• _WHAT THIS TASK INVOLVES_:
Swap every "rail-label" in the records below for "sidebar-label" and write the lines out again, leaving everything else unchanged.

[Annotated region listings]
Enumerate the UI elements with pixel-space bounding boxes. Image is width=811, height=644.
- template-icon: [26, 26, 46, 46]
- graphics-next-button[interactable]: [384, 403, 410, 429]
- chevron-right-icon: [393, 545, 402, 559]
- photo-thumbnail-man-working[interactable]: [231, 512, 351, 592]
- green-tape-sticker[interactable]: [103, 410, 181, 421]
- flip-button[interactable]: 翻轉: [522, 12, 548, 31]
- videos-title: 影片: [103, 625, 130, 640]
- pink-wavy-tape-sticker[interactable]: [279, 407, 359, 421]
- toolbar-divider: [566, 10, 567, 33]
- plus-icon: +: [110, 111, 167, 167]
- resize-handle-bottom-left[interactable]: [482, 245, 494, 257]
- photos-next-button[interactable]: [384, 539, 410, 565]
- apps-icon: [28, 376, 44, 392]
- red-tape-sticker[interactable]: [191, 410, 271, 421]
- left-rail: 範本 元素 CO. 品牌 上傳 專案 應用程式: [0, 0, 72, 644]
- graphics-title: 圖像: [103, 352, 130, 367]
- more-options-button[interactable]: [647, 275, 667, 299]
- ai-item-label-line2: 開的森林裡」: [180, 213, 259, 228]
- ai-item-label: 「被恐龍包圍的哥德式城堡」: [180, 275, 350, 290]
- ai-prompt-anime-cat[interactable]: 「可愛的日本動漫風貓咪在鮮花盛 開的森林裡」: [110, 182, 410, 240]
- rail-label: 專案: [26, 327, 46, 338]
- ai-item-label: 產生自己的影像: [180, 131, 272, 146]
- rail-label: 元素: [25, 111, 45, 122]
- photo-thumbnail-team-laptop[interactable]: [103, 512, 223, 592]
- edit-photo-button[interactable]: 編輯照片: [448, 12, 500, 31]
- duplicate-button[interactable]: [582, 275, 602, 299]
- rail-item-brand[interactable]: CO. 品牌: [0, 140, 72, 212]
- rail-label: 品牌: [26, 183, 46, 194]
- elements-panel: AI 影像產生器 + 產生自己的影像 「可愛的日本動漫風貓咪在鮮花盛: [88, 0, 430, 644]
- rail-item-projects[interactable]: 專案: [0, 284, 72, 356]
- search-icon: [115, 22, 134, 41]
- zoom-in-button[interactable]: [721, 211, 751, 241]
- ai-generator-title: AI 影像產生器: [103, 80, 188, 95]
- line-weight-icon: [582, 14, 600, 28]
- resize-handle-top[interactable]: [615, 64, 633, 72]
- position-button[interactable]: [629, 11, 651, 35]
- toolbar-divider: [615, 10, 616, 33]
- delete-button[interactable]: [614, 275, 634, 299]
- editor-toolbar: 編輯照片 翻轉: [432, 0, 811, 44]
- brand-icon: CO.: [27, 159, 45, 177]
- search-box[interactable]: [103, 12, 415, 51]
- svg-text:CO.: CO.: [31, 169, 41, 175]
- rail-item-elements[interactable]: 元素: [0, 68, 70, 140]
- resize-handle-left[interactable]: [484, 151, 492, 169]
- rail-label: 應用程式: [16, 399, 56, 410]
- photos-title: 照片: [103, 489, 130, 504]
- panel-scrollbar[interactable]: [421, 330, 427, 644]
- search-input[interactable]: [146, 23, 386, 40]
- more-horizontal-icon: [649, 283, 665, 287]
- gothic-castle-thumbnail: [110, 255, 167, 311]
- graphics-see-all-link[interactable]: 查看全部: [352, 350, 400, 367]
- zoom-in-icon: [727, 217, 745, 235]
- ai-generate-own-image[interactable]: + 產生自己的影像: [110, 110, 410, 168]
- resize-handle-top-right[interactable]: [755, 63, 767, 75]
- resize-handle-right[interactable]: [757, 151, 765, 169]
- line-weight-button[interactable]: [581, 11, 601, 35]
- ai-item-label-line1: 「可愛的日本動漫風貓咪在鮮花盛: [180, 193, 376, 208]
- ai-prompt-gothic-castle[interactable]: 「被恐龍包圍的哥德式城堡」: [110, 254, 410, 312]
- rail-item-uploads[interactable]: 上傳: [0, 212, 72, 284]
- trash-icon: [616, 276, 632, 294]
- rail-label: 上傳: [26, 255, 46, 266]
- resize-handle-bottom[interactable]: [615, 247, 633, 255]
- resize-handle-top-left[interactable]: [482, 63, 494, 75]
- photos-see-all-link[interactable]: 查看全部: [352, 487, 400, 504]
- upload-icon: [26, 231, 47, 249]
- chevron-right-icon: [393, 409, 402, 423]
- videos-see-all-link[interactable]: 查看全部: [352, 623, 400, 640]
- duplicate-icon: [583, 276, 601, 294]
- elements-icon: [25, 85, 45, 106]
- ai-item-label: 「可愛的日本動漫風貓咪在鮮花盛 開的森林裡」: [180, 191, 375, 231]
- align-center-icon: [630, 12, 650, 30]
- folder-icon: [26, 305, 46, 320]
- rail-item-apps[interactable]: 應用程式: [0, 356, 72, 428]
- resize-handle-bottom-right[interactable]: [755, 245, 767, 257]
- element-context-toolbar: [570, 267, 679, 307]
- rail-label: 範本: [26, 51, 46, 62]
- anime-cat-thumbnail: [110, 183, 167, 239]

• _SOLUTION FOR THIS TASK_:
Enumerate the UI elements with pixel-space bounding boxes. Image is width=811, height=644.
- template-icon: [26, 26, 46, 46]
- graphics-next-button[interactable]: [384, 403, 410, 429]
- chevron-right-icon: [393, 545, 402, 559]
- photo-thumbnail-man-working[interactable]: [231, 512, 351, 592]
- green-tape-sticker[interactable]: [103, 410, 181, 421]
- flip-button[interactable]: 翻轉: [522, 12, 548, 31]
- videos-title: 影片: [103, 625, 130, 640]
- pink-wavy-tape-sticker[interactable]: [279, 407, 359, 421]
- toolbar-divider: [566, 10, 567, 33]
- plus-icon: +: [110, 111, 167, 167]
- resize-handle-bottom-left[interactable]: [482, 245, 494, 257]
- photos-next-button[interactable]: [384, 539, 410, 565]
- apps-icon: [28, 376, 44, 392]
- red-tape-sticker[interactable]: [191, 410, 271, 421]
- left-rail: 範本 元素 CO. 品牌 上傳 專案 應用程式: [0, 0, 72, 644]
- graphics-title: 圖像: [103, 352, 130, 367]
- more-options-button[interactable]: [647, 275, 667, 299]
- ai-item-label-line2: 開的森林裡」: [180, 213, 259, 228]
- ai-item-label: 「被恐龍包圍的哥德式城堡」: [180, 275, 350, 290]
- ai-prompt-anime-cat[interactable]: 「可愛的日本動漫風貓咪在鮮花盛 開的森林裡」: [110, 182, 410, 240]
- sidebar-label: 專案: [26, 327, 46, 338]
- ai-item-label: 產生自己的影像: [180, 131, 272, 146]
- sidebar-label: 元素: [25, 111, 45, 122]
- photo-thumbnail-team-laptop[interactable]: [103, 512, 223, 592]
- edit-photo-button[interactable]: 編輯照片: [448, 12, 500, 31]
- duplicate-button[interactable]: [582, 275, 602, 299]
- rail-item-brand[interactable]: CO. 品牌: [0, 140, 72, 212]
- sidebar-label: 品牌: [26, 183, 46, 194]
- elements-panel: AI 影像產生器 + 產生自己的影像 「可愛的日本動漫風貓咪在鮮花盛: [88, 0, 430, 644]
- rail-item-projects[interactable]: 專案: [0, 284, 72, 356]
- search-icon: [115, 22, 134, 41]
- zoom-in-button[interactable]: [721, 211, 751, 241]
- ai-generator-title: AI 影像產生器: [103, 80, 188, 95]
- line-weight-icon: [582, 14, 600, 28]
- resize-handle-top[interactable]: [615, 64, 633, 72]
- position-button[interactable]: [629, 11, 651, 35]
- toolbar-divider: [615, 10, 616, 33]
- delete-button[interactable]: [614, 275, 634, 299]
- editor-toolbar: 編輯照片 翻轉: [432, 0, 811, 44]
- brand-icon: CO.: [27, 159, 45, 177]
- search-box[interactable]: [103, 12, 415, 51]
- svg-text:CO.: CO.: [31, 169, 41, 175]
- rail-item-elements[interactable]: 元素: [0, 68, 70, 140]
- resize-handle-left[interactable]: [484, 151, 492, 169]
- sidebar-label: 應用程式: [16, 399, 56, 410]
- photos-title: 照片: [103, 489, 130, 504]
- panel-scrollbar[interactable]: [421, 330, 427, 644]
- search-input[interactable]: [146, 23, 386, 40]
- more-horizontal-icon: [649, 283, 665, 287]
- gothic-castle-thumbnail: [110, 255, 167, 311]
- graphics-see-all-link[interactable]: 查看全部: [352, 350, 400, 367]
- zoom-in-icon: [727, 217, 745, 235]
- ai-generate-own-image[interactable]: + 產生自己的影像: [110, 110, 410, 168]
- resize-handle-top-right[interactable]: [755, 63, 767, 75]
- resize-handle-right[interactable]: [757, 151, 765, 169]
- line-weight-button[interactable]: [581, 11, 601, 35]
- ai-item-label-line1: 「可愛的日本動漫風貓咪在鮮花盛: [180, 193, 376, 208]
- ai-prompt-gothic-castle[interactable]: 「被恐龍包圍的哥德式城堡」: [110, 254, 410, 312]
- rail-item-uploads[interactable]: 上傳: [0, 212, 72, 284]
- trash-icon: [616, 276, 632, 294]
- sidebar-label: 上傳: [26, 255, 46, 266]
- resize-handle-bottom[interactable]: [615, 247, 633, 255]
- resize-handle-top-left[interactable]: [482, 63, 494, 75]
- photos-see-all-link[interactable]: 查看全部: [352, 487, 400, 504]
- upload-icon: [26, 231, 47, 249]
- chevron-right-icon: [393, 409, 402, 423]
- videos-see-all-link[interactable]: 查看全部: [352, 623, 400, 640]
- duplicate-icon: [583, 276, 601, 294]
- elements-icon: [25, 85, 45, 106]
- ai-item-label: 「可愛的日本動漫風貓咪在鮮花盛 開的森林裡」: [180, 191, 375, 231]
- align-center-icon: [630, 12, 650, 30]
- folder-icon: [26, 305, 46, 320]
- rail-item-apps[interactable]: 應用程式: [0, 356, 72, 428]
- resize-handle-bottom-right[interactable]: [755, 245, 767, 257]
- element-context-toolbar: [570, 267, 679, 307]
- sidebar-label: 範本: [26, 51, 46, 62]
- anime-cat-thumbnail: [110, 183, 167, 239]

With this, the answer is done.